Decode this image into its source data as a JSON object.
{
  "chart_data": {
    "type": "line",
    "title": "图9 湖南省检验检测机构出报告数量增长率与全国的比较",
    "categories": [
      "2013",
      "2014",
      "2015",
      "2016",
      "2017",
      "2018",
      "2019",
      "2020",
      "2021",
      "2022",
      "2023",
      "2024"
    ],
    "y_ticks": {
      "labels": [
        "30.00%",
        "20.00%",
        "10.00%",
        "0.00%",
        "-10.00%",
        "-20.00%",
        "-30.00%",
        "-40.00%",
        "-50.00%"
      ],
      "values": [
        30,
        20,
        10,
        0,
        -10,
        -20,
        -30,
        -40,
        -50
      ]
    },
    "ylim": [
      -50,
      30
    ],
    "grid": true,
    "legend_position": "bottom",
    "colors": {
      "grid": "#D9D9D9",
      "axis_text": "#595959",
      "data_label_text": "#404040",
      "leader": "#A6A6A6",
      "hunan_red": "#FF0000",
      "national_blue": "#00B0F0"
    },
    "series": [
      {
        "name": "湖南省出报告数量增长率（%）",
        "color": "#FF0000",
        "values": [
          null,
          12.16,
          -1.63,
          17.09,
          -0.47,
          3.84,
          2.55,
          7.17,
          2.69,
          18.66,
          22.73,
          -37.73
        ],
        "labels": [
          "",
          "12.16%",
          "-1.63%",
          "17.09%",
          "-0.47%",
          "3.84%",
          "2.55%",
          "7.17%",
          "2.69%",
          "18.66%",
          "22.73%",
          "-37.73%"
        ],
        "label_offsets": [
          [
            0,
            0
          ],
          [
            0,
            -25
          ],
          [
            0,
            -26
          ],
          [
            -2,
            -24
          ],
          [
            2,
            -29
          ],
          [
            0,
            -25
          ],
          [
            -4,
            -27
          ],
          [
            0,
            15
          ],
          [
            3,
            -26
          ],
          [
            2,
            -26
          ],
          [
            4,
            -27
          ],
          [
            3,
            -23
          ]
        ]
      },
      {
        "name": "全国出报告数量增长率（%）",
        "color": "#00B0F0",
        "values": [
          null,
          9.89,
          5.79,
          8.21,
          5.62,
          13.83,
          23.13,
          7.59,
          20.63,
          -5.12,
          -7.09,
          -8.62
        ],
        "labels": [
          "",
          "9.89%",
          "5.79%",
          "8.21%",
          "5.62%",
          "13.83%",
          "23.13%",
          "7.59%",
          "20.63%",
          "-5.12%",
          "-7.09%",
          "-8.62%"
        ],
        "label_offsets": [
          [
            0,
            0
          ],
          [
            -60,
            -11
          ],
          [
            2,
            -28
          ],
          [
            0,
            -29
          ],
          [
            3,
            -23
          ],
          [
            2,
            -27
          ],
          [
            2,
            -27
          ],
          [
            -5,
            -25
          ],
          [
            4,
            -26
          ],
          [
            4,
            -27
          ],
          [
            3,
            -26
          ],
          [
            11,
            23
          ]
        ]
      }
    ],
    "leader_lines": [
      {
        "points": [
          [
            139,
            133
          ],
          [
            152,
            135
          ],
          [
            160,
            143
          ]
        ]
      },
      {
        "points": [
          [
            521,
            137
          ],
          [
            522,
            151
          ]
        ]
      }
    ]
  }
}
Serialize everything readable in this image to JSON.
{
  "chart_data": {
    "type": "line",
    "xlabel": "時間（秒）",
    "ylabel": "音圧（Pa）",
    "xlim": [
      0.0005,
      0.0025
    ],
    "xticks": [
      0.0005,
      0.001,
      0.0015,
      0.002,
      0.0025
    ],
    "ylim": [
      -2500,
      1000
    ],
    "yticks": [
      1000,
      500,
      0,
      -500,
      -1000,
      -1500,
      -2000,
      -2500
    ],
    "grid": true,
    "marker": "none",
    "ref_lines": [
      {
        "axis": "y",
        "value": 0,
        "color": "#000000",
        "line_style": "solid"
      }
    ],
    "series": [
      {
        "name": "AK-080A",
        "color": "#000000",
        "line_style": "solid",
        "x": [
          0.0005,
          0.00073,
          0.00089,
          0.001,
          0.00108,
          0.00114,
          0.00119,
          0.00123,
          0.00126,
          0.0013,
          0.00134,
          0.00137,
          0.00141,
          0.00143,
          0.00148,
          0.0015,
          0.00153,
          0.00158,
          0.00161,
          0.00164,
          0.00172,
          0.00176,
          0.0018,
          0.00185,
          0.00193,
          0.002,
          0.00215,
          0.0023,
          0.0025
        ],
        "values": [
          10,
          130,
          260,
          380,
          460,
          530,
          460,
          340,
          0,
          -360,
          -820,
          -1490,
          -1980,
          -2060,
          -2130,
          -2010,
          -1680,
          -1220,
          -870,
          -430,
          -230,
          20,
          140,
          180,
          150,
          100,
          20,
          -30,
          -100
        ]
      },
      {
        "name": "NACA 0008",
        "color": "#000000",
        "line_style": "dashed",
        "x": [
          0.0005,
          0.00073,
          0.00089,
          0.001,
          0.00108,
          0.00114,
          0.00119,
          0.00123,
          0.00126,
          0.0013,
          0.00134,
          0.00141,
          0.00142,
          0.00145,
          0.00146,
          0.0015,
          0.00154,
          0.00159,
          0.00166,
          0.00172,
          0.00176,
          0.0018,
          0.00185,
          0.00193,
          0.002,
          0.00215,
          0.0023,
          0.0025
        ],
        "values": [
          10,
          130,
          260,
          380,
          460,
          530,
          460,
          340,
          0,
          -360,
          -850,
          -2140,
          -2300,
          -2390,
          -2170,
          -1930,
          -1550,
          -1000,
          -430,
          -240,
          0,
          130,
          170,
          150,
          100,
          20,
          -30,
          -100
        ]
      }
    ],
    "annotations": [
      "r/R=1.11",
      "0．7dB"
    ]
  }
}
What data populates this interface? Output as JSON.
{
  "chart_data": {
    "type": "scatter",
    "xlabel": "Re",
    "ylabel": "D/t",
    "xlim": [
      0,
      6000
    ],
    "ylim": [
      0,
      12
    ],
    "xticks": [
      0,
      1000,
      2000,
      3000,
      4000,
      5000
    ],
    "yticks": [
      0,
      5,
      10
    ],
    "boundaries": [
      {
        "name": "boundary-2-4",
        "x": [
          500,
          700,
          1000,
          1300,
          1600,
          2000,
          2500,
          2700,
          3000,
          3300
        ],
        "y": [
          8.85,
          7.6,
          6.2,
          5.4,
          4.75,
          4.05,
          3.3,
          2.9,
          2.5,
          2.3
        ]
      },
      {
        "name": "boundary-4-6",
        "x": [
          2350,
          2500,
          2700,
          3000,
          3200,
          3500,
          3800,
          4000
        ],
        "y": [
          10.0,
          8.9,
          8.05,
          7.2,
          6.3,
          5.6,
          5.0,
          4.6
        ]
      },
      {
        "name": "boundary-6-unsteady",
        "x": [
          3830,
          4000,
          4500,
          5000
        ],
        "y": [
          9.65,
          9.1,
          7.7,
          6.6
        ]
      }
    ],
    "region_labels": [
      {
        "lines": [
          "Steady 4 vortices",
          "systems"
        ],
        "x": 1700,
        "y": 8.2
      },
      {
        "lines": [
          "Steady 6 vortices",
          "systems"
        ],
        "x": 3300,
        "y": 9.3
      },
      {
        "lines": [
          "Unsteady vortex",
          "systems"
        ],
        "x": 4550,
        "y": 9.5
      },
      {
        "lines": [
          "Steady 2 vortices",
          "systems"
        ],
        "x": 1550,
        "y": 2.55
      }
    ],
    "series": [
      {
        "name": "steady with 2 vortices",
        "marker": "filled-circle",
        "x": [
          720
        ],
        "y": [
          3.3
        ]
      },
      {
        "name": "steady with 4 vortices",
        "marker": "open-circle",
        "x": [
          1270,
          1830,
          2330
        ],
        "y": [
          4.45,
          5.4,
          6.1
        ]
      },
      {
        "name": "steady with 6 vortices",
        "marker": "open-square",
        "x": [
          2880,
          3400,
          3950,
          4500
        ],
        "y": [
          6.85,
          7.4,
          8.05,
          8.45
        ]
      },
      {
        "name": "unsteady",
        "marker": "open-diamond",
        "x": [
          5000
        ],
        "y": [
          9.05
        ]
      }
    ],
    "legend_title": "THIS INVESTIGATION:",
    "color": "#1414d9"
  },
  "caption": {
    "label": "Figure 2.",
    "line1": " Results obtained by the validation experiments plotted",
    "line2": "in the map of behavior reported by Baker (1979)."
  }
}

****************************************

Find the word "image" in the data and copy out each line where it turns up.

Decode this image into its source data as a JSON object.
Serialize everything readable in this image to JSON.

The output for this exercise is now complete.